Dataset rows

******************************

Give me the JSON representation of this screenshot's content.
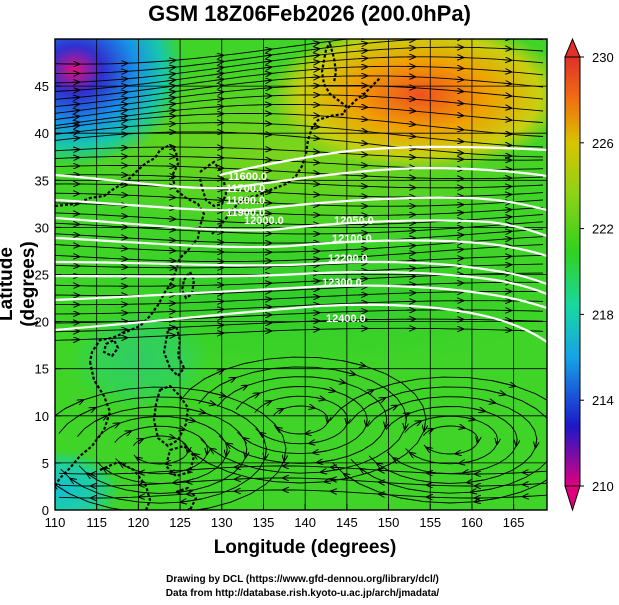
{
  "title": "GSM 18Z06Feb2026 (200.0hPa)",
  "x_axis": {
    "label": "Longitude (degrees)",
    "range": [
      110,
      169
    ],
    "ticks": [
      110,
      115,
      120,
      125,
      130,
      135,
      140,
      145,
      150,
      155,
      160,
      165
    ]
  },
  "y_axis": {
    "label": "Latitude  (degrees)",
    "range": [
      0,
      50
    ],
    "ticks": [
      0,
      5,
      10,
      15,
      20,
      25,
      30,
      35,
      40,
      45
    ]
  },
  "colorbar": {
    "range": [
      210,
      230
    ],
    "labels": [
      230,
      226,
      222,
      218,
      214,
      210
    ],
    "colors": [
      "#e0007f",
      "#1c18c8",
      "#16a2e8",
      "#18d8a0",
      "#32d21c",
      "#8ed216",
      "#d8c400",
      "#f07010",
      "#e0302a"
    ]
  },
  "contour_labels": [
    "11600.0",
    "11700.0",
    "11800.0",
    "11900.0",
    "12000.0",
    "12050.0",
    "12100.0",
    "12200.0",
    "12300.0",
    "12400.0"
  ],
  "credits": {
    "line1": "Drawing by DCL (https://www.gfd-dennou.org/library/dcl/)",
    "line2": "Data from http://database.rish.kyoto-u.ac.jp/arch/jmadata/"
  },
  "colors": {
    "contour": "#ffffff",
    "coast": "#000000",
    "grid": "#000000",
    "base_field": "#3fd427"
  }
}
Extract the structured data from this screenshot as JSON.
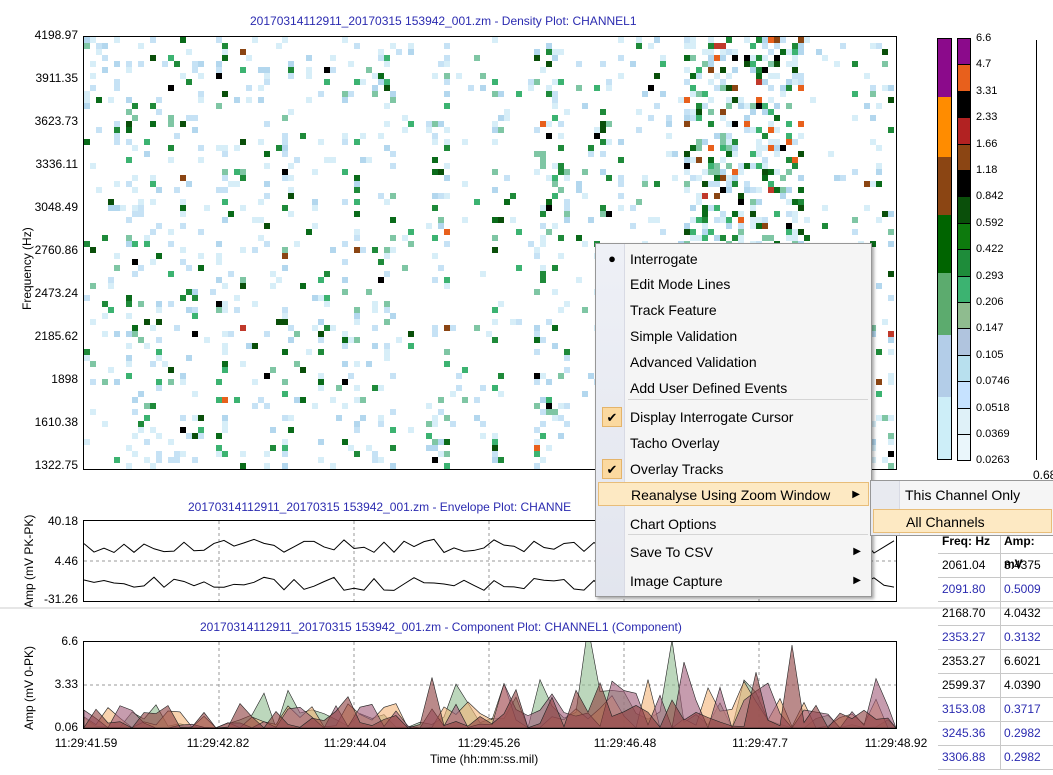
{
  "density": {
    "title": "20170314112911_20170315 153942_001.zm - Density Plot: CHANNEL1",
    "ylabel": "Frequency (Hz)",
    "yticks": [
      "4198.97",
      "3911.35",
      "3623.73",
      "3336.11",
      "3048.49",
      "2760.86",
      "2473.24",
      "2185.62",
      "1898",
      "1610.38",
      "1322.75"
    ]
  },
  "envelope": {
    "title": "20170314112911_20170315 153942_001.zm  - Envelope Plot:  CHANNE",
    "ylabel": "Amp (mV PK-PK)",
    "yticks": [
      "40.18",
      "4.46",
      "-31.26"
    ]
  },
  "component": {
    "title": "20170314112911_20170315 153942_001.zm - Component Plot: CHANNEL1 (Component)",
    "ylabel": "Amp (mV 0-PK)",
    "yticks": [
      "6.6",
      "3.33",
      "0.06"
    ],
    "xticks": [
      "11:29:41.59",
      "11:29:42.82",
      "11:29:44.04",
      "11:29:45.26",
      "11:29:46.48",
      "11:29:47.7",
      "11:29:48.92"
    ],
    "xlabel": "Time (hh:mm:ss.mil)"
  },
  "legend": {
    "labels": [
      "6.6",
      "4.7",
      "3.31",
      "2.33",
      "1.66",
      "1.18",
      "0.842",
      "0.592",
      "0.422",
      "0.293",
      "0.206",
      "0.147",
      "0.105",
      "0.0746",
      "0.0518",
      "0.0369",
      "0.0263"
    ],
    "colors": [
      "#8b0a8b",
      "#e8601c",
      "#000000",
      "#b22222",
      "#8b4513",
      "#000000",
      "#0a4f0a",
      "#0d7a0d",
      "#1e8c3a",
      "#3cb371",
      "#8fbc8f",
      "#b0c4de",
      "#b8e0ee",
      "#c6e2ff",
      "#dff1f8",
      "#eaf6fb",
      "#ffffff"
    ],
    "swatch_colors": [
      "#8b0a8b",
      "#ff8c00",
      "#8b4513",
      "#006400",
      "#2e8b57",
      "#66bb6a",
      "#b3cde8",
      "#cdeef8"
    ],
    "right_bottom_label": "0.68"
  },
  "menu": {
    "items": [
      {
        "label": "Interrogate",
        "check": "dot"
      },
      {
        "label": "Edit Mode Lines",
        "check": ""
      },
      {
        "label": "Track Feature",
        "check": ""
      },
      {
        "label": "Simple Validation",
        "check": ""
      },
      {
        "label": "Advanced Validation",
        "check": ""
      },
      {
        "label": "Add User Defined Events",
        "check": ""
      },
      {
        "label": "Display Interrogate Cursor",
        "check": "tick"
      },
      {
        "label": "Tacho Overlay",
        "check": ""
      },
      {
        "label": "Overlay Tracks",
        "check": "tick"
      },
      {
        "label": "Reanalyse Using Zoom Window",
        "check": "",
        "submenu": true
      },
      {
        "label": "Chart Options",
        "check": ""
      },
      {
        "label": "Save To CSV",
        "check": "",
        "submenu": true
      },
      {
        "label": "Image Capture",
        "check": "",
        "submenu": true
      }
    ],
    "submenu_items": [
      "This Channel Only",
      "All Channels"
    ]
  },
  "table": {
    "headers": [
      "Freq: Hz",
      "Amp: mV"
    ],
    "rows": [
      {
        "freq": "2061.04",
        "amp": "3.4375",
        "color": "#000000"
      },
      {
        "freq": "2091.80",
        "amp": "0.5009",
        "color": "#2b2bb0"
      },
      {
        "freq": "2168.70",
        "amp": "4.0432",
        "color": "#000000"
      },
      {
        "freq": "2353.27",
        "amp": "0.3132",
        "color": "#2b2bb0"
      },
      {
        "freq": "2353.27",
        "amp": "6.6021",
        "color": "#000000"
      },
      {
        "freq": "2599.37",
        "amp": "4.0390",
        "color": "#000000"
      },
      {
        "freq": "3153.08",
        "amp": "0.3717",
        "color": "#2b2bb0"
      },
      {
        "freq": "3245.36",
        "amp": "0.2982",
        "color": "#2b2bb0"
      },
      {
        "freq": "3306.88",
        "amp": "0.2982",
        "color": "#2b2bb0"
      }
    ]
  }
}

******************************

WRITTEN PROBLEM:
The records above must be transcribed exactly. Pictures are left out of the copy.

COMPLETE ANSWER:
Give me the JSON representation of this screenshot's content.
{
  "title": "GSM 18Z06Feb2026 (200.0hPa)",
  "x_axis": {
    "label": "Longitude (degrees)",
    "range": [
      110,
      169
    ],
    "ticks": [
      110,
      115,
      120,
      125,
      130,
      135,
      140,
      145,
      150,
      155,
      160,
      165
    ]
  },
  "y_axis": {
    "label": "Latitude  (degrees)",
    "range": [
      0,
      50
    ],
    "ticks": [
      0,
      5,
      10,
      15,
      20,
      25,
      30,
      35,
      40,
      45
    ]
  },
  "colorbar": {
    "range": [
      210,
      230
    ],
    "labels": [
      230,
      226,
      222,
      218,
      214,
      210
    ],
    "colors": [
      "#e0007f",
      "#1c18c8",
      "#16a2e8",
      "#18d8a0",
      "#32d21c",
      "#8ed216",
      "#d8c400",
      "#f07010",
      "#e0302a"
    ]
  },
  "contour_labels": [
    "11600.0",
    "11700.0",
    "11800.0",
    "11900.0",
    "12000.0",
    "12050.0",
    "12100.0",
    "12200.0",
    "12300.0",
    "12400.0"
  ],
  "credits": {
    "line1": "Drawing by DCL (https://www.gfd-dennou.org/library/dcl/)",
    "line2": "Data from http://database.rish.kyoto-u.ac.jp/arch/jmadata/"
  },
  "colors": {
    "contour": "#ffffff",
    "coast": "#000000",
    "grid": "#000000",
    "base_field": "#3fd427"
  }
}
Extract the structured data from this screenshot as JSON.
{
  "density": {
    "title": "20170314112911_20170315 153942_001.zm - Density Plot: CHANNEL1",
    "ylabel": "Frequency (Hz)",
    "yticks": [
      "4198.97",
      "3911.35",
      "3623.73",
      "3336.11",
      "3048.49",
      "2760.86",
      "2473.24",
      "2185.62",
      "1898",
      "1610.38",
      "1322.75"
    ]
  },
  "envelope": {
    "title": "20170314112911_20170315 153942_001.zm  - Envelope Plot:  CHANNE",
    "ylabel": "Amp (mV PK-PK)",
    "yticks": [
      "40.18",
      "4.46",
      "-31.26"
    ]
  },
  "component": {
    "title": "20170314112911_20170315 153942_001.zm - Component Plot: CHANNEL1 (Component)",
    "ylabel": "Amp (mV 0-PK)",
    "yticks": [
      "6.6",
      "3.33",
      "0.06"
    ],
    "xticks": [
      "11:29:41.59",
      "11:29:42.82",
      "11:29:44.04",
      "11:29:45.26",
      "11:29:46.48",
      "11:29:47.7",
      "11:29:48.92"
    ],
    "xlabel": "Time (hh:mm:ss.mil)"
  },
  "legend": {
    "labels": [
      "6.6",
      "4.7",
      "3.31",
      "2.33",
      "1.66",
      "1.18",
      "0.842",
      "0.592",
      "0.422",
      "0.293",
      "0.206",
      "0.147",
      "0.105",
      "0.0746",
      "0.0518",
      "0.0369",
      "0.0263"
    ],
    "colors": [
      "#8b0a8b",
      "#e8601c",
      "#000000",
      "#b22222",
      "#8b4513",
      "#000000",
      "#0a4f0a",
      "#0d7a0d",
      "#1e8c3a",
      "#3cb371",
      "#8fbc8f",
      "#b0c4de",
      "#b8e0ee",
      "#c6e2ff",
      "#dff1f8",
      "#eaf6fb",
      "#ffffff"
    ],
    "swatch_colors": [
      "#8b0a8b",
      "#ff8c00",
      "#8b4513",
      "#006400",
      "#2e8b57",
      "#66bb6a",
      "#b3cde8",
      "#cdeef8"
    ],
    "right_bottom_label": "0.68"
  },
  "menu": {
    "items": [
      {
        "label": "Interrogate",
        "check": "dot"
      },
      {
        "label": "Edit Mode Lines",
        "check": ""
      },
      {
        "label": "Track Feature",
        "check": ""
      },
      {
        "label": "Simple Validation",
        "check": ""
      },
      {
        "label": "Advanced Validation",
        "check": ""
      },
      {
        "label": "Add User Defined Events",
        "check": ""
      },
      {
        "label": "Display Interrogate Cursor",
        "check": "tick"
      },
      {
        "label": "Tacho Overlay",
        "check": ""
      },
      {
        "label": "Overlay Tracks",
        "check": "tick"
      },
      {
        "label": "Reanalyse Using Zoom Window",
        "check": "",
        "submenu": true
      },
      {
        "label": "Chart Options",
        "check": ""
      },
      {
        "label": "Save To CSV",
        "check": "",
        "submenu": true
      },
      {
        "label": "Image Capture",
        "check": "",
        "submenu": true
      }
    ],
    "submenu_items": [
      "This Channel Only",
      "All Channels"
    ]
  },
  "table": {
    "headers": [
      "Freq: Hz",
      "Amp: mV"
    ],
    "rows": [
      {
        "freq": "2061.04",
        "amp": "3.4375",
        "color": "#000000"
      },
      {
        "freq": "2091.80",
        "amp": "0.5009",
        "color": "#2b2bb0"
      },
      {
        "freq": "2168.70",
        "amp": "4.0432",
        "color": "#000000"
      },
      {
        "freq": "2353.27",
        "amp": "0.3132",
        "color": "#2b2bb0"
      },
      {
        "freq": "2353.27",
        "amp": "6.6021",
        "color": "#000000"
      },
      {
        "freq": "2599.37",
        "amp": "4.0390",
        "color": "#000000"
      },
      {
        "freq": "3153.08",
        "amp": "0.3717",
        "color": "#2b2bb0"
      },
      {
        "freq": "3245.36",
        "amp": "0.2982",
        "color": "#2b2bb0"
      },
      {
        "freq": "3306.88",
        "amp": "0.2982",
        "color": "#2b2bb0"
      }
    ]
  }
}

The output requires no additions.